### Source records:
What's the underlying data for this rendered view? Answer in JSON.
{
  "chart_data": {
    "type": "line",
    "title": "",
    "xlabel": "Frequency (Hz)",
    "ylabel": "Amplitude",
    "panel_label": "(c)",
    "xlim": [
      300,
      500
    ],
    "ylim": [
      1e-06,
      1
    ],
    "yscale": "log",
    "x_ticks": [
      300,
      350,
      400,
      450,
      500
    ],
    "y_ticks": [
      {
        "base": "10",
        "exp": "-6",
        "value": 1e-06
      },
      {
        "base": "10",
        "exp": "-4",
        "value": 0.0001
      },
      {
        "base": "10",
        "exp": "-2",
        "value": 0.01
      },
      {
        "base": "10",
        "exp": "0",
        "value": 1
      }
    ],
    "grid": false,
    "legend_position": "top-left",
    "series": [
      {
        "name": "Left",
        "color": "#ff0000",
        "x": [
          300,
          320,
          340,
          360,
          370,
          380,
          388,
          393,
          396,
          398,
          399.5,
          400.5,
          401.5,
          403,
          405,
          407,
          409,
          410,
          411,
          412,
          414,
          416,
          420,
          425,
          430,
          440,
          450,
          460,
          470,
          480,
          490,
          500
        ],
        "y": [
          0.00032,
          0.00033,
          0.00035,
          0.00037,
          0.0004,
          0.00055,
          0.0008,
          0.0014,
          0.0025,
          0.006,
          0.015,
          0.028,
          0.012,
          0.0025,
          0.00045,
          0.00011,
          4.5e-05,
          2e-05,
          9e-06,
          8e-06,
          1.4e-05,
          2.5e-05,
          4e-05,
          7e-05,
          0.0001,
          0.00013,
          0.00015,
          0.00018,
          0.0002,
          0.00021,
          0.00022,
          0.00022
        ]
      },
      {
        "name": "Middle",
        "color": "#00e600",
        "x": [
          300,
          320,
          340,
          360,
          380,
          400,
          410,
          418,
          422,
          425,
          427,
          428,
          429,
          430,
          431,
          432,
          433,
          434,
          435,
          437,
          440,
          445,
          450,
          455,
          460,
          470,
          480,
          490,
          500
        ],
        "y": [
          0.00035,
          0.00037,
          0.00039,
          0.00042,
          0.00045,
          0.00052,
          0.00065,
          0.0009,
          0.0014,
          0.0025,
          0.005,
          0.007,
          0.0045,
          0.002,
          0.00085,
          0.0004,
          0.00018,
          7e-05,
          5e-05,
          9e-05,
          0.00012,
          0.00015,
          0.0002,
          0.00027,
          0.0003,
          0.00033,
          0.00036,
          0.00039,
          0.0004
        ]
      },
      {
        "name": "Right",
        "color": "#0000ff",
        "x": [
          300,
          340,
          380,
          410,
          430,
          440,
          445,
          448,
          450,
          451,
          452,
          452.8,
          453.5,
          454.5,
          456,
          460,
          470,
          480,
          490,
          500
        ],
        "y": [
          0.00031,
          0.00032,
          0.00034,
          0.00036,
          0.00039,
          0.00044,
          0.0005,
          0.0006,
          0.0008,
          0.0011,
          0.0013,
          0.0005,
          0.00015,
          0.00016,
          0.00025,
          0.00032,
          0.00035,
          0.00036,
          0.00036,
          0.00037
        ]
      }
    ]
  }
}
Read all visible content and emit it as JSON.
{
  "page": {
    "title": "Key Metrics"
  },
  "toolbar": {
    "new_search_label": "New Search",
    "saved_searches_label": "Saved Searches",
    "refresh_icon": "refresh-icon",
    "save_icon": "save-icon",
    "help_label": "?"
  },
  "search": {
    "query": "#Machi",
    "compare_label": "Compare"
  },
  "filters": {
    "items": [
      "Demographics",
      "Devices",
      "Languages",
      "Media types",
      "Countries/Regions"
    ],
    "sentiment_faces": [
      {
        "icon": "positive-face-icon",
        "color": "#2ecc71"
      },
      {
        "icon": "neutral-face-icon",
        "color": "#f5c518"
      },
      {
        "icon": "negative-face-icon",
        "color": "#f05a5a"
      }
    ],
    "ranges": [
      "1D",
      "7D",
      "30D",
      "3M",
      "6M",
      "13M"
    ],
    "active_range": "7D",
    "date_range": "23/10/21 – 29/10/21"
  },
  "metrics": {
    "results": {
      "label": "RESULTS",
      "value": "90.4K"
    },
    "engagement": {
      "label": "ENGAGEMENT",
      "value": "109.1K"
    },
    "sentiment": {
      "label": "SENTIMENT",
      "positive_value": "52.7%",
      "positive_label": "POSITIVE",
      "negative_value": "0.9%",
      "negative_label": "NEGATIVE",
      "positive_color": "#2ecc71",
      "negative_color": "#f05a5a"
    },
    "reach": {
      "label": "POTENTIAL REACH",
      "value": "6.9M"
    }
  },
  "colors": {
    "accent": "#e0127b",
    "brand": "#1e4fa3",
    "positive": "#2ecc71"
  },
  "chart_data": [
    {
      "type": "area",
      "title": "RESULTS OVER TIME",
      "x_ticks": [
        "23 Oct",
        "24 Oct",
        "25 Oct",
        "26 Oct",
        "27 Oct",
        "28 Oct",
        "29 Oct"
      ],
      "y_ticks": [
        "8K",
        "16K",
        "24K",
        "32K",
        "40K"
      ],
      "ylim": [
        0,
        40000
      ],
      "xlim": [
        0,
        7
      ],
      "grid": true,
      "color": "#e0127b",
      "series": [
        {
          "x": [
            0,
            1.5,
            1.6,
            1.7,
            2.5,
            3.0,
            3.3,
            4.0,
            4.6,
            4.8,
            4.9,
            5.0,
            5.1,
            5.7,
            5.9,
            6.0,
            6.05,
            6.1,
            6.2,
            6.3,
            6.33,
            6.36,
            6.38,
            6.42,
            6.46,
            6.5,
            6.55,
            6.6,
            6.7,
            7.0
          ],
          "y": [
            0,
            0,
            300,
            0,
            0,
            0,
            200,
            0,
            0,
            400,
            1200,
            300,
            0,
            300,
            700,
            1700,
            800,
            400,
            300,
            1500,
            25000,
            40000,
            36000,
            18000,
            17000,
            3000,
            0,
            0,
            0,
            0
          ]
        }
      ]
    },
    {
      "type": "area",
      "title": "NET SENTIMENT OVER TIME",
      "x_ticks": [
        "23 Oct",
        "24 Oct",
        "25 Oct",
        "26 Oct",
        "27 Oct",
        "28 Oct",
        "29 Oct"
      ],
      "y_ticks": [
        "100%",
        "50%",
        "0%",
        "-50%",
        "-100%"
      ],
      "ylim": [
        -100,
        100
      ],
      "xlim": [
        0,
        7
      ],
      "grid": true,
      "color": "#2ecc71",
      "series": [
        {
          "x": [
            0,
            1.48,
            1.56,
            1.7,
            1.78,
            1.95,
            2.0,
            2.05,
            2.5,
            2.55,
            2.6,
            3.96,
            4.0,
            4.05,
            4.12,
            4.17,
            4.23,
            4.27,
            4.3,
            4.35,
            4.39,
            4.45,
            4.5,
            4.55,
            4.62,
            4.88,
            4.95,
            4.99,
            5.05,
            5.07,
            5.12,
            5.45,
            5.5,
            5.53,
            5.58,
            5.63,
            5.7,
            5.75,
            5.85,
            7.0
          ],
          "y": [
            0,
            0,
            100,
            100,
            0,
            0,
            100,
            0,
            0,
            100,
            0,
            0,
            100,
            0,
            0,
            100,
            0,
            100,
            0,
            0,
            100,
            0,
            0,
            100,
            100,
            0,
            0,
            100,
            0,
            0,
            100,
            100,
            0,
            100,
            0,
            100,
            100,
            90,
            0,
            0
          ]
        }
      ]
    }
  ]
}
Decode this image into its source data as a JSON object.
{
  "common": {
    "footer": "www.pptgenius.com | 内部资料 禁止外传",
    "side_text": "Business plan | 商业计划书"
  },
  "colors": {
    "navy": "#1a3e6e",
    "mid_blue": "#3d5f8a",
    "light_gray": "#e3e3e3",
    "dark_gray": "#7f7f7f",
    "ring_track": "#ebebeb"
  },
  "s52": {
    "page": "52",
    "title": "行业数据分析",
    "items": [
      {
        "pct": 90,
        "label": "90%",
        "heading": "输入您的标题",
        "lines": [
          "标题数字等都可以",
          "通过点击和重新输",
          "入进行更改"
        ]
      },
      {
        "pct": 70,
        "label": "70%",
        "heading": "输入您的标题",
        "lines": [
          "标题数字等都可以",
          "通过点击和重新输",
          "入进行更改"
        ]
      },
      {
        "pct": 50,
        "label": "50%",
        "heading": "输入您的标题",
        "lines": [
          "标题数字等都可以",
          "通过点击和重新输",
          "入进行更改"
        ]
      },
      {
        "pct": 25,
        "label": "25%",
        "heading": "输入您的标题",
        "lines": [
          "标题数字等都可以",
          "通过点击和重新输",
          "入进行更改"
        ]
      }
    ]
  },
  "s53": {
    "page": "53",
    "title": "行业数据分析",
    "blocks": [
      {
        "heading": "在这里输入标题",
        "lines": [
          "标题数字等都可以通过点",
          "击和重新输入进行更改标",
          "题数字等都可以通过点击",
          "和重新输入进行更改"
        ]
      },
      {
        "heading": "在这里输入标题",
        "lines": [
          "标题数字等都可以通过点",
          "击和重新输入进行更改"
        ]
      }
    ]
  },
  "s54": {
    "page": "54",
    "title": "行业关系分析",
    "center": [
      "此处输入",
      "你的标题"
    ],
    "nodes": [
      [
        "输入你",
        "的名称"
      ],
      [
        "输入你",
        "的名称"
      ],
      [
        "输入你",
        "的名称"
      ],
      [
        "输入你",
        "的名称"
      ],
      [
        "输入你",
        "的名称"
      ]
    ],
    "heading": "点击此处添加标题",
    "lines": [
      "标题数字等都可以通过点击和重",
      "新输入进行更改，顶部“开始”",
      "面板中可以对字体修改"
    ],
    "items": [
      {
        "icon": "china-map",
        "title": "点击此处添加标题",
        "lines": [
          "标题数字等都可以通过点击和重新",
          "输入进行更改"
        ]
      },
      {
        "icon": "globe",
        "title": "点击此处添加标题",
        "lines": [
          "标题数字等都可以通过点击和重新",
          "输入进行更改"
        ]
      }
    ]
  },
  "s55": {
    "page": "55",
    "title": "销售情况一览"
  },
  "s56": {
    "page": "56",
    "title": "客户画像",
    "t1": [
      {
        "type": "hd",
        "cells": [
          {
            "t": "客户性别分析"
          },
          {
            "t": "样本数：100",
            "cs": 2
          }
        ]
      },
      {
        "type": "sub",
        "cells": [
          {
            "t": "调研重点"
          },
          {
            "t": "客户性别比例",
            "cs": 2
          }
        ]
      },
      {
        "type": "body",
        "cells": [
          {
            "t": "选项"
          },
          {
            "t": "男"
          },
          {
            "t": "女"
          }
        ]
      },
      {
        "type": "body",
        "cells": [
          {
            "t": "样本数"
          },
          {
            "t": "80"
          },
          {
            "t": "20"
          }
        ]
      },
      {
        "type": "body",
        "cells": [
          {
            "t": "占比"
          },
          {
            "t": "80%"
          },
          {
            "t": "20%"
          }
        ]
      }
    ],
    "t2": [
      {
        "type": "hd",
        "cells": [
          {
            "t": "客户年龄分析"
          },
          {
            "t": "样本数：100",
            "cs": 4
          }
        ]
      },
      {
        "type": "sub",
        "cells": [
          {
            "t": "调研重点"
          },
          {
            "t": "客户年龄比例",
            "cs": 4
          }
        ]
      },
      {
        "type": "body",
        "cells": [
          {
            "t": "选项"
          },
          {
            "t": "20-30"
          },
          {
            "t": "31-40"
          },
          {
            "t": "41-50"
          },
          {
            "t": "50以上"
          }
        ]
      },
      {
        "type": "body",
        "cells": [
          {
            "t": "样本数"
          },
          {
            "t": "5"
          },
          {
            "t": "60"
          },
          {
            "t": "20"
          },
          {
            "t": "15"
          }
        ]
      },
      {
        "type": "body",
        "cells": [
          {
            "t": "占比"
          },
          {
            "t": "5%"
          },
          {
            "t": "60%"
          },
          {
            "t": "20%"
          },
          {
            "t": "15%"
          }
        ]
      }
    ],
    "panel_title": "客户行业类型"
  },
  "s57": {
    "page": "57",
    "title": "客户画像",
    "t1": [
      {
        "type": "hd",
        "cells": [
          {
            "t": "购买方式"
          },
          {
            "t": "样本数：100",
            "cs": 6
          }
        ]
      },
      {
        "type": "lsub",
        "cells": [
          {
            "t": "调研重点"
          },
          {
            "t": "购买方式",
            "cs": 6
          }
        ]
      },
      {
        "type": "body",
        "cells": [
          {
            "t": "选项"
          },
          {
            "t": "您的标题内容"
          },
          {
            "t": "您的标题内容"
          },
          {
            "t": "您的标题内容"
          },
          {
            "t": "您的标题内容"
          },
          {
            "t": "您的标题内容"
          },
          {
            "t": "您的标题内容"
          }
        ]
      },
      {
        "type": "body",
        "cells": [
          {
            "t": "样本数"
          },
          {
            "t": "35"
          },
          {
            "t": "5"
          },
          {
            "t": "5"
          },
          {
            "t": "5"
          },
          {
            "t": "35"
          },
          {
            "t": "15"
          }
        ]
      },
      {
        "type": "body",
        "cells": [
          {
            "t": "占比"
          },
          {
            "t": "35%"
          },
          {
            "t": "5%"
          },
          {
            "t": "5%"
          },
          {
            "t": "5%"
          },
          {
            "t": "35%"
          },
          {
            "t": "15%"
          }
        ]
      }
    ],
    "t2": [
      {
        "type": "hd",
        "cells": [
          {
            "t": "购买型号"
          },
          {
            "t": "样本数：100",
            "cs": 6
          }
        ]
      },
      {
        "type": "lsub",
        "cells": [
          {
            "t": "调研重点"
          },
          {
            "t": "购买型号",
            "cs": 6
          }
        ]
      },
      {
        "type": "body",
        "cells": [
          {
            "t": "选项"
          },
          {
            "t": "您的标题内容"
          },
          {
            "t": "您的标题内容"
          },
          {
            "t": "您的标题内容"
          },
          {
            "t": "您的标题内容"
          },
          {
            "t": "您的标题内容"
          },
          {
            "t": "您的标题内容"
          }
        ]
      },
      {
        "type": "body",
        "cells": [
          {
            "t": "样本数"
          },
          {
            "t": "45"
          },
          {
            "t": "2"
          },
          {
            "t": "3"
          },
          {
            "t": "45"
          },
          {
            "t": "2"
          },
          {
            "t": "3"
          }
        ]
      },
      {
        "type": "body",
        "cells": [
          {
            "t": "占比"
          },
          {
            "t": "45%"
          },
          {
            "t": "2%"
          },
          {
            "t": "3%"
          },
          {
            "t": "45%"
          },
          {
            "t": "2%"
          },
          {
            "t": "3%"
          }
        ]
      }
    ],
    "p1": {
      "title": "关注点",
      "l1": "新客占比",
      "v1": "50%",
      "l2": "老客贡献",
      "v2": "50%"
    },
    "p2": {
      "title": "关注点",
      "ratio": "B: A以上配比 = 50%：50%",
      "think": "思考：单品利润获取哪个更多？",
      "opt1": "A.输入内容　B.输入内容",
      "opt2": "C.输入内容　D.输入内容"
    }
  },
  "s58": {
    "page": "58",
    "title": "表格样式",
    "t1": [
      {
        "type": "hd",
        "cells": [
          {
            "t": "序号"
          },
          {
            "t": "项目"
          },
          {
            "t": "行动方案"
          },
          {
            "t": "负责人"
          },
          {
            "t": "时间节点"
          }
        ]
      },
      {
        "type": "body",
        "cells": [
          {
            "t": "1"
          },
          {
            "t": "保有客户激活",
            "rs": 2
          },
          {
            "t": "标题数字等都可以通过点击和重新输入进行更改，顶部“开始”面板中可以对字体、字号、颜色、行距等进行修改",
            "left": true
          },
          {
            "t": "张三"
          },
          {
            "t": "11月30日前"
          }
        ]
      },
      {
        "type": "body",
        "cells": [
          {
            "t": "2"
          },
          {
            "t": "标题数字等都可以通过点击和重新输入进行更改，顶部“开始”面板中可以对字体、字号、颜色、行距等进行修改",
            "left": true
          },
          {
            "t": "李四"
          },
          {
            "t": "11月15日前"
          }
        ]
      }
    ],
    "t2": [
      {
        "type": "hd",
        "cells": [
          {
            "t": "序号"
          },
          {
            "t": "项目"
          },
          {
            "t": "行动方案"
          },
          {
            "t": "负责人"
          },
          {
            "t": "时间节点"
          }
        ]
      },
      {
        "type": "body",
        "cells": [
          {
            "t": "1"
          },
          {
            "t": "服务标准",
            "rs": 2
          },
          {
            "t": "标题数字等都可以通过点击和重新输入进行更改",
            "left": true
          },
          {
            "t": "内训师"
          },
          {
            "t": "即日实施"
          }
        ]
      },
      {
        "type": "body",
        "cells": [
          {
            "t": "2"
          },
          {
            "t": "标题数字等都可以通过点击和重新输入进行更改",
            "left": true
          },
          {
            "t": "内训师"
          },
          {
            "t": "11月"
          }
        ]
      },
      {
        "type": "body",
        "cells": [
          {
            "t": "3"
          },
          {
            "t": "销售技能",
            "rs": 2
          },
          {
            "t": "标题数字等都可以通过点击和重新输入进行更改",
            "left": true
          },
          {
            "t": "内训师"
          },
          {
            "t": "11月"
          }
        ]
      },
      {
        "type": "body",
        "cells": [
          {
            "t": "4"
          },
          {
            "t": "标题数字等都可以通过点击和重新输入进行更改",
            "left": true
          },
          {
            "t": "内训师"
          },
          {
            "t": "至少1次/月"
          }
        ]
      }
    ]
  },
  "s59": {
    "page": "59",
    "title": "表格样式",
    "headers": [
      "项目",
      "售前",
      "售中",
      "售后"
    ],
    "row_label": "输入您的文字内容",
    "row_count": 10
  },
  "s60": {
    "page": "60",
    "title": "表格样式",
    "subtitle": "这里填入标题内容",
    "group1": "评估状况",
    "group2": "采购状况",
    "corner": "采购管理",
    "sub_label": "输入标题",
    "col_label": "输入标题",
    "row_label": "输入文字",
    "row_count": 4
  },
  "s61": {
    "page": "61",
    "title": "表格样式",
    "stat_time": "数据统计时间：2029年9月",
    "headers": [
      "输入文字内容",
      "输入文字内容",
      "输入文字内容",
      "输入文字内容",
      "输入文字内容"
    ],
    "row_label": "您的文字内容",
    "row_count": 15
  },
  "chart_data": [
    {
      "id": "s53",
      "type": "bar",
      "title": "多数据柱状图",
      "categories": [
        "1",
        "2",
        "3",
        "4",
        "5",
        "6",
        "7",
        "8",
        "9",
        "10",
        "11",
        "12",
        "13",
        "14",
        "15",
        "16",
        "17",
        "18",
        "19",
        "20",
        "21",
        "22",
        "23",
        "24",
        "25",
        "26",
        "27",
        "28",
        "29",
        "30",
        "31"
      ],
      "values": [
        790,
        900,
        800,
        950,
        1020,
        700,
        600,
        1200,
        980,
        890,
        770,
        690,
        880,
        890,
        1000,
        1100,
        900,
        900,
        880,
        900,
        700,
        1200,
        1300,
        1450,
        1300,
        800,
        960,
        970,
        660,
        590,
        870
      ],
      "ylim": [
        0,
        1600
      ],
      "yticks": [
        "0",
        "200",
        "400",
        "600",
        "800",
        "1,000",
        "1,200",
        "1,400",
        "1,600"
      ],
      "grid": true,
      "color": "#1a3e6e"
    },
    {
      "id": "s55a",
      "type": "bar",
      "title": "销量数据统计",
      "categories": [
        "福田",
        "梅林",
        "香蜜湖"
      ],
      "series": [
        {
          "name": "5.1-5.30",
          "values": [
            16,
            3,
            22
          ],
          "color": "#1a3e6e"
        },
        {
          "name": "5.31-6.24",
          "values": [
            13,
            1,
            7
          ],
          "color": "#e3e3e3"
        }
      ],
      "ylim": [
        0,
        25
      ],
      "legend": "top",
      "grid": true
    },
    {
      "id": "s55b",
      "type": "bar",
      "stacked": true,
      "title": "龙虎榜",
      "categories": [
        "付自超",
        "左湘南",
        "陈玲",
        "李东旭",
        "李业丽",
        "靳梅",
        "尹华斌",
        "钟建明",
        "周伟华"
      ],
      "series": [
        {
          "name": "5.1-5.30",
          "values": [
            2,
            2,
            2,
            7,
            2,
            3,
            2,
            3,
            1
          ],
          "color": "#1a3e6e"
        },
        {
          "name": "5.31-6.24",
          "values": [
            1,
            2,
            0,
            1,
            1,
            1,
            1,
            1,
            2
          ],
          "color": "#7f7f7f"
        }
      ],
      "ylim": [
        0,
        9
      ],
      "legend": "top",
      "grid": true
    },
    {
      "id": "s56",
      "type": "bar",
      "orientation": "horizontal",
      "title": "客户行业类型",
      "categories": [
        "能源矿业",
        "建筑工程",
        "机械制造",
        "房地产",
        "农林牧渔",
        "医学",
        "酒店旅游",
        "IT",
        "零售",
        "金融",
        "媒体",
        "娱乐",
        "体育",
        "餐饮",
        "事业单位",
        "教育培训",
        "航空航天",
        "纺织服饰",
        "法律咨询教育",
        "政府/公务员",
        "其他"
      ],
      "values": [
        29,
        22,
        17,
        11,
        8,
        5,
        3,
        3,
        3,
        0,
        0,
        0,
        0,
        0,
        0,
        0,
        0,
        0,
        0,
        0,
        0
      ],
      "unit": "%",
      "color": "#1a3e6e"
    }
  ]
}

### Exercise:
Identify the lines in the entries that hold "OVER" and return each one.

### Task solution:
      "title": "RESULTS OVER TIME",
      "title": "NET SENTIMENT OVER TIME",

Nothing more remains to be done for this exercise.